GIVEN RECORDS:

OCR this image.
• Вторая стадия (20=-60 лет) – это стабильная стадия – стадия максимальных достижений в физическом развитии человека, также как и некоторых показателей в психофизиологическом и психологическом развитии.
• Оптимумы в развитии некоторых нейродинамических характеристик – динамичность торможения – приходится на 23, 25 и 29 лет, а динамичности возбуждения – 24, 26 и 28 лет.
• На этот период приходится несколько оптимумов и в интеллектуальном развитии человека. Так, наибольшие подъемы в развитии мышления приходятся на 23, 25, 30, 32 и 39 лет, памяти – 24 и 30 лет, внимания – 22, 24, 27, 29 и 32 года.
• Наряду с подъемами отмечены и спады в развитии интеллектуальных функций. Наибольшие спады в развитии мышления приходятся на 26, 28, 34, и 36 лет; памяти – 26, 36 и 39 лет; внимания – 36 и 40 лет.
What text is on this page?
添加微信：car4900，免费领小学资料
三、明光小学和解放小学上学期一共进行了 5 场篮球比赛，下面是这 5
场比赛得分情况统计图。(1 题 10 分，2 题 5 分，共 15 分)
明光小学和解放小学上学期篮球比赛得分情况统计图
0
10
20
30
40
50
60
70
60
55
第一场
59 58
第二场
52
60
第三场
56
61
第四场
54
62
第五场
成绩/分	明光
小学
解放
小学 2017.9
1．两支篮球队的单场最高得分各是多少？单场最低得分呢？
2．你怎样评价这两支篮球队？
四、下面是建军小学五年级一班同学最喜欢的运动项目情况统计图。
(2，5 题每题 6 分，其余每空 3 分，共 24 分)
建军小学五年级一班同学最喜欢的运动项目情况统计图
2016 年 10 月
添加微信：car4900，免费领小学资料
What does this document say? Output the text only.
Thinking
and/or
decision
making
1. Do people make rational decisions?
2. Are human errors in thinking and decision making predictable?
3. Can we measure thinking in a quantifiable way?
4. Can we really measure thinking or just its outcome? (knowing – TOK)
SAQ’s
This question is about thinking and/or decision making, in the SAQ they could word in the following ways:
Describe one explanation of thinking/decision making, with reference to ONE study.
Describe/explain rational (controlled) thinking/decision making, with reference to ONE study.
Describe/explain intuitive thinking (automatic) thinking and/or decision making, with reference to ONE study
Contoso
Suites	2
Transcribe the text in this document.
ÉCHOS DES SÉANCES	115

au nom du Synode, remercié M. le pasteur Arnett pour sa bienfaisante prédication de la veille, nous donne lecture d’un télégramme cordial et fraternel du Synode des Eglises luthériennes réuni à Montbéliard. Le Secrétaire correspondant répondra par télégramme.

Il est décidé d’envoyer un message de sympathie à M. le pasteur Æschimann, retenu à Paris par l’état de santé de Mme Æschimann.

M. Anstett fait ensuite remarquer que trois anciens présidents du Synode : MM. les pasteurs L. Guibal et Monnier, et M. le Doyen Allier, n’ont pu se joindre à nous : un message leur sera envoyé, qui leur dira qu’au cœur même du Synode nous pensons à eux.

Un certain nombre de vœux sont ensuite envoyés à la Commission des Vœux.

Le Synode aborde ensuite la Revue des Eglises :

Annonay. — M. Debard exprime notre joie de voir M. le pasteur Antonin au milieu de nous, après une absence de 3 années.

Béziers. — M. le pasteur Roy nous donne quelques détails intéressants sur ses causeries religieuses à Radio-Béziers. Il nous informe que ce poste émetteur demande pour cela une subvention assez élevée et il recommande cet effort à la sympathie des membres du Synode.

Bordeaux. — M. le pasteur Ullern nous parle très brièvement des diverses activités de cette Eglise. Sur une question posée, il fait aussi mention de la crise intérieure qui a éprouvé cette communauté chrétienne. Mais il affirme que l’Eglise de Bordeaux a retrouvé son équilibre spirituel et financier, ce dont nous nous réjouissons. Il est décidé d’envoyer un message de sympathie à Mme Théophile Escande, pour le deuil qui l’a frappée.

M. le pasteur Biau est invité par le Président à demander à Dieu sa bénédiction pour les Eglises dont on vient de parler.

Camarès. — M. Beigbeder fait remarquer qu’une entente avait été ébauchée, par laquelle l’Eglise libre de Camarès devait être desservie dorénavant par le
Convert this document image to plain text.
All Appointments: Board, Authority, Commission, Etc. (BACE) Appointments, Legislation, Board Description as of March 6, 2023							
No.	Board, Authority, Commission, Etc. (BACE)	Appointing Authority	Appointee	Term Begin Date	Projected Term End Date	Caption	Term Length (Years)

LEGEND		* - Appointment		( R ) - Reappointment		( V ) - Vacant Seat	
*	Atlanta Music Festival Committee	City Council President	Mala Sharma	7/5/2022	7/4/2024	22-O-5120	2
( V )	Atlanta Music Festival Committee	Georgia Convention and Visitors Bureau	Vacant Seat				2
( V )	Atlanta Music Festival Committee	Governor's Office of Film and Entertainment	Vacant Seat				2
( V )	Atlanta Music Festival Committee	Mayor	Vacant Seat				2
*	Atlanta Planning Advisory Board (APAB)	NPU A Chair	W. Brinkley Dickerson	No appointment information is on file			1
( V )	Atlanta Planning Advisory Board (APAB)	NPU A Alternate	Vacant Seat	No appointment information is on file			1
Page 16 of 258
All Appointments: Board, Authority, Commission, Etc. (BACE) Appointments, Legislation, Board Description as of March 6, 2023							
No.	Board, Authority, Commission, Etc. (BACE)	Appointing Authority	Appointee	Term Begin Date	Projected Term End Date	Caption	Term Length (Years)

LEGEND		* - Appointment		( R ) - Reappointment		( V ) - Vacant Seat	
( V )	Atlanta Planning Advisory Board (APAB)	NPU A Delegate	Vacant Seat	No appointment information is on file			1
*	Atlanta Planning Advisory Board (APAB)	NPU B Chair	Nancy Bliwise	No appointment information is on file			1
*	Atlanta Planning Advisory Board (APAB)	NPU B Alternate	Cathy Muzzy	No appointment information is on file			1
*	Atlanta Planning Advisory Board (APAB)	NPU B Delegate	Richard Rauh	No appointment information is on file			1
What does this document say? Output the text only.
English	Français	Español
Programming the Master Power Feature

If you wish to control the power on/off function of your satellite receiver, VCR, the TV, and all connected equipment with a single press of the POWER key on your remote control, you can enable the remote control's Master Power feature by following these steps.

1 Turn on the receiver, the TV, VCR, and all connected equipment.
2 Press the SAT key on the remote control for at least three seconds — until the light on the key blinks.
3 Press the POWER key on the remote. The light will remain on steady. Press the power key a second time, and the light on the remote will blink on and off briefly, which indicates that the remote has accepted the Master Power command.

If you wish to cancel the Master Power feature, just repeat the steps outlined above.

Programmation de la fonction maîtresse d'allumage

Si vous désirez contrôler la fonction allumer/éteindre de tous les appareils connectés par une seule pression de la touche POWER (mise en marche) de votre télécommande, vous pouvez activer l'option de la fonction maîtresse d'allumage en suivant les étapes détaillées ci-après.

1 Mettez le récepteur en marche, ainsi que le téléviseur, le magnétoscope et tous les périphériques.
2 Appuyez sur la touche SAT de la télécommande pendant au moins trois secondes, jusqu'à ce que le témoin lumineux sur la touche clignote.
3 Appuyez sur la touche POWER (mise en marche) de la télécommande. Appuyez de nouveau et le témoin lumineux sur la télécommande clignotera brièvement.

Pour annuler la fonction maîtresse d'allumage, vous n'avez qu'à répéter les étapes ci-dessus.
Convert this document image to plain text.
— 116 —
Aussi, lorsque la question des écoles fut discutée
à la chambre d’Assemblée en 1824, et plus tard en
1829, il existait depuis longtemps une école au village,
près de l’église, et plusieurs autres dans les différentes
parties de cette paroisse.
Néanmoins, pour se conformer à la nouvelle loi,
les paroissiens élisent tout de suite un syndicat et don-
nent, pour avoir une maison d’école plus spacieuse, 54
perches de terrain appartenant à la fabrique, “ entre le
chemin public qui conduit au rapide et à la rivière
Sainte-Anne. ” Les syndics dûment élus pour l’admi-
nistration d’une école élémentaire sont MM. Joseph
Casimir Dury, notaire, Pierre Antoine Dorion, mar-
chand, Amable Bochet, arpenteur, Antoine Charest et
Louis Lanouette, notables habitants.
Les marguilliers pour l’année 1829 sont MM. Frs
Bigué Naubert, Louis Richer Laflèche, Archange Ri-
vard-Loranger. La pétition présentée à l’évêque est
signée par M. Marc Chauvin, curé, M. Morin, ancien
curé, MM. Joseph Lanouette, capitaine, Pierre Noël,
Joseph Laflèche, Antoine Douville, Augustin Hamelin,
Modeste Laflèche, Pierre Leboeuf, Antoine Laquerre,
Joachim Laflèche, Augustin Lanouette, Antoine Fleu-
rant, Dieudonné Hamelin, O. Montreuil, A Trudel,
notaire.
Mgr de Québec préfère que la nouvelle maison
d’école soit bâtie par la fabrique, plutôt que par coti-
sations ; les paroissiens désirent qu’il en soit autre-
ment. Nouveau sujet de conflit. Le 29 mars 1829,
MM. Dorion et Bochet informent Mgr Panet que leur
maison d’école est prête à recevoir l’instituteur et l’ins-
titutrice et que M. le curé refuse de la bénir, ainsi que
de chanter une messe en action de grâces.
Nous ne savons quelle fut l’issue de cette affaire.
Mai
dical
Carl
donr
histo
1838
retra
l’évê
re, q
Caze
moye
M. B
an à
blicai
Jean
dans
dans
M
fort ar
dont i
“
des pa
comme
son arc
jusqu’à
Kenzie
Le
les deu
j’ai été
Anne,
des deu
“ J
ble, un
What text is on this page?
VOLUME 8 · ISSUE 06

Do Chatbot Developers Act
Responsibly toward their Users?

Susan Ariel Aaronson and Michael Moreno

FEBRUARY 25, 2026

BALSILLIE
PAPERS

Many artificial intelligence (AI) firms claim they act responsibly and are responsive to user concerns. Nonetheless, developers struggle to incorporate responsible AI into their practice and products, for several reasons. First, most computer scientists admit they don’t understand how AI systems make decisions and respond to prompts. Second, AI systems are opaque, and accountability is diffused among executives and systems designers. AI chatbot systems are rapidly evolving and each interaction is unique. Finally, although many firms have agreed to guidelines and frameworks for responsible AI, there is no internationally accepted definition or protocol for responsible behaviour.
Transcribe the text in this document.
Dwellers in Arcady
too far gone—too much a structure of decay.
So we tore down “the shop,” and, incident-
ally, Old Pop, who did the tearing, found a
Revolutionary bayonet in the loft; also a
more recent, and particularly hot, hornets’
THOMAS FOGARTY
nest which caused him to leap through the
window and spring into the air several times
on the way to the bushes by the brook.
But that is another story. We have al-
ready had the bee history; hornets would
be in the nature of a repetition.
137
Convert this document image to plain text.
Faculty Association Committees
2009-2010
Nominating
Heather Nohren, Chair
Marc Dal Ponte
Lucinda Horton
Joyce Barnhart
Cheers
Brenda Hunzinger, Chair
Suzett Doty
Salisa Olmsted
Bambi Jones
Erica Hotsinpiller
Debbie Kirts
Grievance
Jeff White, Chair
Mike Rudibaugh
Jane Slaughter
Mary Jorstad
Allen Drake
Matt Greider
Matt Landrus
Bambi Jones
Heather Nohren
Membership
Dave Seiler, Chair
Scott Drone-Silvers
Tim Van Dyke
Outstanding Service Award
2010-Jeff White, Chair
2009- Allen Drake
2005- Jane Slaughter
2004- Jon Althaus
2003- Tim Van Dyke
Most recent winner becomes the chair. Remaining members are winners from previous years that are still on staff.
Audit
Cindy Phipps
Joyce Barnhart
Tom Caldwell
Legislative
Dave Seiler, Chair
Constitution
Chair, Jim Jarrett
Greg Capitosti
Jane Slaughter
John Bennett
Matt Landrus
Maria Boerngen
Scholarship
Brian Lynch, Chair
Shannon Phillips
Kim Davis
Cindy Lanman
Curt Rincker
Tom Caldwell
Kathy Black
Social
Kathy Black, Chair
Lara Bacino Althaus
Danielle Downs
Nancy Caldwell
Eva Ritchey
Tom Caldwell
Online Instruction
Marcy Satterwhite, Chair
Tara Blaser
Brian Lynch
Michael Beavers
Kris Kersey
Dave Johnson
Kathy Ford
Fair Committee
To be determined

DIRECTIONS FOR THIS TASK: Keep only those lines of the records that hold "following", and return them.

OUTPUT BELOW:
This question is about thinking and/or decision making, in the SAQ they could word in the following ways:
If you wish to control the power on/off function of your satellite receiver, VCR, the TV, and all connected equipment with a single press of the POWER key on your remote control, you can enable the remote control's Master Power feature by following these steps.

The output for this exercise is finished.